◆ Challenge
Report how many lines contain "CIII". The answer is a single number.

◆ Stored rows

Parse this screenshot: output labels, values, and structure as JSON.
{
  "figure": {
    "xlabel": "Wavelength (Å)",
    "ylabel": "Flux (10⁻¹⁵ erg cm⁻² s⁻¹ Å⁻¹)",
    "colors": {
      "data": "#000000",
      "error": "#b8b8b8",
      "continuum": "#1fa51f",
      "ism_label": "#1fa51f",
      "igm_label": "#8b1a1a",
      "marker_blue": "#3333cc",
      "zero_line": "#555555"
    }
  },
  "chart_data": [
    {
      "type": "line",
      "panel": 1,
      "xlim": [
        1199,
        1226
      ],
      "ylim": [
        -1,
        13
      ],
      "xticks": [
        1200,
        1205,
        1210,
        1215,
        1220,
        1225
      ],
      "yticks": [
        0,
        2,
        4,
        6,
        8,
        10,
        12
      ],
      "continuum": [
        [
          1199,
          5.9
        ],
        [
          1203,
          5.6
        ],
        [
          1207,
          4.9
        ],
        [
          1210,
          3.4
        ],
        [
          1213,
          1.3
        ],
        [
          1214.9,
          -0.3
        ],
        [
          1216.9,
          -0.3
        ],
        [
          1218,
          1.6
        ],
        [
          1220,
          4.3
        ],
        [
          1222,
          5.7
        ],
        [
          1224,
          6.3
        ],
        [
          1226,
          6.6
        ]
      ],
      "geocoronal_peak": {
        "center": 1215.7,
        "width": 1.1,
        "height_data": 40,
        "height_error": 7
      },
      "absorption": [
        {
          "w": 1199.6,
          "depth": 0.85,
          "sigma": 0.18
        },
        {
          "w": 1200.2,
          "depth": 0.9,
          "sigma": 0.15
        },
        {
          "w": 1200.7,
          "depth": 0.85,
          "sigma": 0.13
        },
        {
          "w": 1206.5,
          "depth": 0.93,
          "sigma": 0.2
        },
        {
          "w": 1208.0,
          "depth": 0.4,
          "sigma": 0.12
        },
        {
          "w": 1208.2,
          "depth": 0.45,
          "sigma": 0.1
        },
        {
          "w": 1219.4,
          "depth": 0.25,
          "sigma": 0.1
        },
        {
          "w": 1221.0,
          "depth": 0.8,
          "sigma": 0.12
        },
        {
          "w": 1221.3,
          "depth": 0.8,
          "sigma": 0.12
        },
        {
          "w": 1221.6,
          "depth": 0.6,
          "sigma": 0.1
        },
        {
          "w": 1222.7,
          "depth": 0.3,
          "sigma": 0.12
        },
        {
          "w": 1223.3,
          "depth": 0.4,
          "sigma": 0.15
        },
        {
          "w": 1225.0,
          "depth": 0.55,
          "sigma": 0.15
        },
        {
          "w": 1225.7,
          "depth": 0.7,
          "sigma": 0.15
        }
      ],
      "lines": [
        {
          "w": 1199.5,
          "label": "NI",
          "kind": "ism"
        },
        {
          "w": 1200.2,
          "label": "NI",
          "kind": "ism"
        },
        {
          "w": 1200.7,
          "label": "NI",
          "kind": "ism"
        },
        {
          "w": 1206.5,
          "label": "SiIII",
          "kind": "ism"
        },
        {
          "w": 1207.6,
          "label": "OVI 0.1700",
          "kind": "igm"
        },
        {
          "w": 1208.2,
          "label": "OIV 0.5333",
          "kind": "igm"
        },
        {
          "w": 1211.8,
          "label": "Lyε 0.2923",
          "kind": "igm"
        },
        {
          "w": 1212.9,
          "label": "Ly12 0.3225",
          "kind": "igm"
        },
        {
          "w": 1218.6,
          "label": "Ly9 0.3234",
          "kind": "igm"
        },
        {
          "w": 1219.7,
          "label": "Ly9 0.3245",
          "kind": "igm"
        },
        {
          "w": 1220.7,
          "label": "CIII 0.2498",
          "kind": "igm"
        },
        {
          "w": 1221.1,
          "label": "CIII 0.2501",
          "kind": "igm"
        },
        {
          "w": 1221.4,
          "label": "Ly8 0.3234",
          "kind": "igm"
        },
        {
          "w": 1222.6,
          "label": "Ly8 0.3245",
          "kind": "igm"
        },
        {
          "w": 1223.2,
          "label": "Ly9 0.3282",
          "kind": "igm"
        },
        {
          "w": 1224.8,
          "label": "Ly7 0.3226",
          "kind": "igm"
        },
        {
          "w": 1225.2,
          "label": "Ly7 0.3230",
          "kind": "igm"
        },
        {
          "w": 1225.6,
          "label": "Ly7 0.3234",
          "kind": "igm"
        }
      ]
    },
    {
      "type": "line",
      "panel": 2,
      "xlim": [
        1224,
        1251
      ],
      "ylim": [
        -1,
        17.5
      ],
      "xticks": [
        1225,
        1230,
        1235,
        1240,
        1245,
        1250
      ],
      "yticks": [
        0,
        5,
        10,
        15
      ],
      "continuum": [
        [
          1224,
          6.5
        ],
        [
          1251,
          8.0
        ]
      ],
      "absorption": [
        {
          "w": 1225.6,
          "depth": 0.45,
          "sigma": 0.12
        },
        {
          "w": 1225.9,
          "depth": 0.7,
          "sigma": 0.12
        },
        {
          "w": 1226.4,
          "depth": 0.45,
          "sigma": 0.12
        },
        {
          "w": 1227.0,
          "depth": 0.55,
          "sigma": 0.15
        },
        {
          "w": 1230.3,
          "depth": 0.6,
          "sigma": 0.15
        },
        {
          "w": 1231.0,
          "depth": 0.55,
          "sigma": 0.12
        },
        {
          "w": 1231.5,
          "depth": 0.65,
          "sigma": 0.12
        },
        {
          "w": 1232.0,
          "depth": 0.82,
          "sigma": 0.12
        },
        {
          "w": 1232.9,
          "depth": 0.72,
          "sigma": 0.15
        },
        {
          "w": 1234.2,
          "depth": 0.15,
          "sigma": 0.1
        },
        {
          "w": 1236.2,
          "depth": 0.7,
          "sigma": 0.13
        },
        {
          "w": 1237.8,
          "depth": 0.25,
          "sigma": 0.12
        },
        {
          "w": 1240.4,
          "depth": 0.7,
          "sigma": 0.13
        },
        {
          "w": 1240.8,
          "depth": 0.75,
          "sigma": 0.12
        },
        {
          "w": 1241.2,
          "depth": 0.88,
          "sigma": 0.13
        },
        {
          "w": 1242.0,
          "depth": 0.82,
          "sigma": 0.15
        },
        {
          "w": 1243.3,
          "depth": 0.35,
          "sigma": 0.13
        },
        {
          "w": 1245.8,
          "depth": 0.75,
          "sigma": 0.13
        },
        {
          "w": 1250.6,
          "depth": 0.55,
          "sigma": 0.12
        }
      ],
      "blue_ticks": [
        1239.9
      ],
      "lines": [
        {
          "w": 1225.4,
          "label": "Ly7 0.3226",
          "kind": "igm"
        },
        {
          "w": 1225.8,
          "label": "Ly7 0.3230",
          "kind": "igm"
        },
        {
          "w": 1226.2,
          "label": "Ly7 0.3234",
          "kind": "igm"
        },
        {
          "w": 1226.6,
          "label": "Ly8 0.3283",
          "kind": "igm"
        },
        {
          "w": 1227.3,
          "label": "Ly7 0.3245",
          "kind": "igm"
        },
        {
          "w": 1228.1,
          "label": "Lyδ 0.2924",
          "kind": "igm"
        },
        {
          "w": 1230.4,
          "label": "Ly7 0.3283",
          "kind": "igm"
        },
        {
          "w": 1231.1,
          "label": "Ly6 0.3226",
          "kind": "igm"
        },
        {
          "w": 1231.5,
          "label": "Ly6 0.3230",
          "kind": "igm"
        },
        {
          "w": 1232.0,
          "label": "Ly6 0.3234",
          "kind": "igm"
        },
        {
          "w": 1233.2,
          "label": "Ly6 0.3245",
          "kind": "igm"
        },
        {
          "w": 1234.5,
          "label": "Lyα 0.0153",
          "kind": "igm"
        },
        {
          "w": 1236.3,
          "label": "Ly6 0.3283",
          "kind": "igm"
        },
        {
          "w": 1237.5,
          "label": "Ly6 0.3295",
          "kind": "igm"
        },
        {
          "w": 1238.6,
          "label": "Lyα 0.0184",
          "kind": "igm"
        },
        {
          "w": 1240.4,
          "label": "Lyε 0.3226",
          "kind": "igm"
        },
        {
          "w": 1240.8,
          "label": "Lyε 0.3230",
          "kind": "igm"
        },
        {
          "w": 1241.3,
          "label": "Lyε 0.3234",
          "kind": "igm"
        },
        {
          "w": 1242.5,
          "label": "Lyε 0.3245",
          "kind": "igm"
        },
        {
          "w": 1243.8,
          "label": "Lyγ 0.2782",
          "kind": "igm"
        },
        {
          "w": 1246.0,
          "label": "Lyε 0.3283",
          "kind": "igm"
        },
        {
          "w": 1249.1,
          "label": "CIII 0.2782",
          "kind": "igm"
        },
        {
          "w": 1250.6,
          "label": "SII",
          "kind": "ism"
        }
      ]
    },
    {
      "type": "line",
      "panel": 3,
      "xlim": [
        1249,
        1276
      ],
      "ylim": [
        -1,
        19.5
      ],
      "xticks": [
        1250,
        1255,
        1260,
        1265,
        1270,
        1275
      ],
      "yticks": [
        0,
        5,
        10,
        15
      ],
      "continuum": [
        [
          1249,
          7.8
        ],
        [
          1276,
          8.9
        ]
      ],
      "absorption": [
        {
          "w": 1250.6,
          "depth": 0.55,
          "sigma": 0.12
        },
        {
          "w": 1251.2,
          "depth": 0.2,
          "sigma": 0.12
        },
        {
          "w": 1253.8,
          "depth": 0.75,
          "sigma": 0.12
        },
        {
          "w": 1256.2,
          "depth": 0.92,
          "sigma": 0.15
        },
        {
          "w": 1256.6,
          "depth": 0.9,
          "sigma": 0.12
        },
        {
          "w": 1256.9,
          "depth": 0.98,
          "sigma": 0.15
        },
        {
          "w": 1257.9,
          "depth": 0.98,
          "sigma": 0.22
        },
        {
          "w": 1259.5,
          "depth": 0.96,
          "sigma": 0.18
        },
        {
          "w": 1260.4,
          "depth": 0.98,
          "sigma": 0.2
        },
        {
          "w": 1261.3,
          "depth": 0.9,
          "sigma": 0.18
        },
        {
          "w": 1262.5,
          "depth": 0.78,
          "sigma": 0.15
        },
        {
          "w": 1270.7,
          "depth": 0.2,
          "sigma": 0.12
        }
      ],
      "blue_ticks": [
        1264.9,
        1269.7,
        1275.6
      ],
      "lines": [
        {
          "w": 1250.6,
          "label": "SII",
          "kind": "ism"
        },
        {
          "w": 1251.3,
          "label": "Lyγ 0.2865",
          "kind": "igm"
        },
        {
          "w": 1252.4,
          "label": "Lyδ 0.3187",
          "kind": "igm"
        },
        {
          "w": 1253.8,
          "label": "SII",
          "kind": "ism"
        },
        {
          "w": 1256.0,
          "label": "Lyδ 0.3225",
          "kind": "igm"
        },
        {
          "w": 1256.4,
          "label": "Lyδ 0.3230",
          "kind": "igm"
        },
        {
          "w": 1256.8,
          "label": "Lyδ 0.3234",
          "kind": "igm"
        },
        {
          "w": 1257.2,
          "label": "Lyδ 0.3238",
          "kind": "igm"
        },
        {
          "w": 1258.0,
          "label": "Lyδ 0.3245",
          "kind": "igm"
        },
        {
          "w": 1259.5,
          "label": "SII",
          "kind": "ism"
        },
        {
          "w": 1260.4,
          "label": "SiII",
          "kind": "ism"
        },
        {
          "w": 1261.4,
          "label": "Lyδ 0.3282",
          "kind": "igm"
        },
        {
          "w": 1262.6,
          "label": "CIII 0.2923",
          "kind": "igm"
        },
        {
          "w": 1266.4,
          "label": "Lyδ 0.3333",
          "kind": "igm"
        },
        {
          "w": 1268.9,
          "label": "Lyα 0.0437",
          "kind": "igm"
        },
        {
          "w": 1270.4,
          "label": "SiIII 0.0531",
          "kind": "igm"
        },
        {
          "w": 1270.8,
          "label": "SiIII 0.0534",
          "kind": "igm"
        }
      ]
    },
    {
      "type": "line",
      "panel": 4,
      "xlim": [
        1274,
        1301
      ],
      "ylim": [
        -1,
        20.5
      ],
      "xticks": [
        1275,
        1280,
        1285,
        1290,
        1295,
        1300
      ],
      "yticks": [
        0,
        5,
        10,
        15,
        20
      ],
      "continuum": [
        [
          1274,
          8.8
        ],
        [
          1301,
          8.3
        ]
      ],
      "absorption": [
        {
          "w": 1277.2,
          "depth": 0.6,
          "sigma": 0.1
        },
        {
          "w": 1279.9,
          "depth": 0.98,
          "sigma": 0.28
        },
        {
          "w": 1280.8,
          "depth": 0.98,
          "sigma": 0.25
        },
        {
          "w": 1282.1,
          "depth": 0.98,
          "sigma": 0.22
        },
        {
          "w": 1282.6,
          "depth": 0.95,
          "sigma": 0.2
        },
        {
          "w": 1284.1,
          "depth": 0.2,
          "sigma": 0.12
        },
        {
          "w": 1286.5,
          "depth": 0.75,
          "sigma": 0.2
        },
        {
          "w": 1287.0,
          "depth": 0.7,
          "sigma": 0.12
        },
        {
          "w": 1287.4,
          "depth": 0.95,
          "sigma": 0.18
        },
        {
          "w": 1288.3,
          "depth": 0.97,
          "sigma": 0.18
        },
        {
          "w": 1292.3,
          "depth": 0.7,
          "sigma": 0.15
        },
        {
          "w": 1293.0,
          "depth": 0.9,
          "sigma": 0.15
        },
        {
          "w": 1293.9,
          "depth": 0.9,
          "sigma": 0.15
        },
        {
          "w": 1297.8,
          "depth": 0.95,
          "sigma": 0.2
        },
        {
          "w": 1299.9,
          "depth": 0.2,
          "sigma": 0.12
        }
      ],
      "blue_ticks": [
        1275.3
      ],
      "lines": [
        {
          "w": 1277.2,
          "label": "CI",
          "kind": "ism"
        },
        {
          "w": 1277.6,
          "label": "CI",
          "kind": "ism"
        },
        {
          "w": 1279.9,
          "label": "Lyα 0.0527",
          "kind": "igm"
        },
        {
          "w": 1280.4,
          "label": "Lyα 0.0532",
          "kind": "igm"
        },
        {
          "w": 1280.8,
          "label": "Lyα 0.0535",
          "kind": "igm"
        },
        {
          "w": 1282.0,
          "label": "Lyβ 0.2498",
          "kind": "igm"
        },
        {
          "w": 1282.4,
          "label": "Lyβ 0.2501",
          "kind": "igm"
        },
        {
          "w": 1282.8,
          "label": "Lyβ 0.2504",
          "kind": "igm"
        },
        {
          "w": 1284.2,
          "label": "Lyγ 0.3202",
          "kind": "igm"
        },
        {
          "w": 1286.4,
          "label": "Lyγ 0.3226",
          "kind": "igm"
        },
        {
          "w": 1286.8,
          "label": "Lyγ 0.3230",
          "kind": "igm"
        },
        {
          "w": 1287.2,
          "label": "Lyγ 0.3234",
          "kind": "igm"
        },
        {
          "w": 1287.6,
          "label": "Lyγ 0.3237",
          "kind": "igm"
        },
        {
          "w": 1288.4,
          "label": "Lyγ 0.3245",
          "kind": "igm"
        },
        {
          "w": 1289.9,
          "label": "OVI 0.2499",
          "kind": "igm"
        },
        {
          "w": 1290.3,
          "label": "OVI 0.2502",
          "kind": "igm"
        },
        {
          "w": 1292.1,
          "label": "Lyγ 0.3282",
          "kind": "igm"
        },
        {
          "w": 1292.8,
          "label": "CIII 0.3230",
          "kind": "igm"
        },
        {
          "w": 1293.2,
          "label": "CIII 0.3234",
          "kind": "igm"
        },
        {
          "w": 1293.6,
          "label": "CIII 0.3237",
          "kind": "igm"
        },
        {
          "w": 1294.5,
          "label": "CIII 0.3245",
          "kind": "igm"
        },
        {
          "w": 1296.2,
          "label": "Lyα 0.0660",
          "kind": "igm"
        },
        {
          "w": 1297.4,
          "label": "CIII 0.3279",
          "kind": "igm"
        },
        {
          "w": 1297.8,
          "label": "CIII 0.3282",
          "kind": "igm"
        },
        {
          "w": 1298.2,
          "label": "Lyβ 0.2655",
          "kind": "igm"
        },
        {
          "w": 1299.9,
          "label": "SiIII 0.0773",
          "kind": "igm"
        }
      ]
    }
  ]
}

◆ Expected answer
10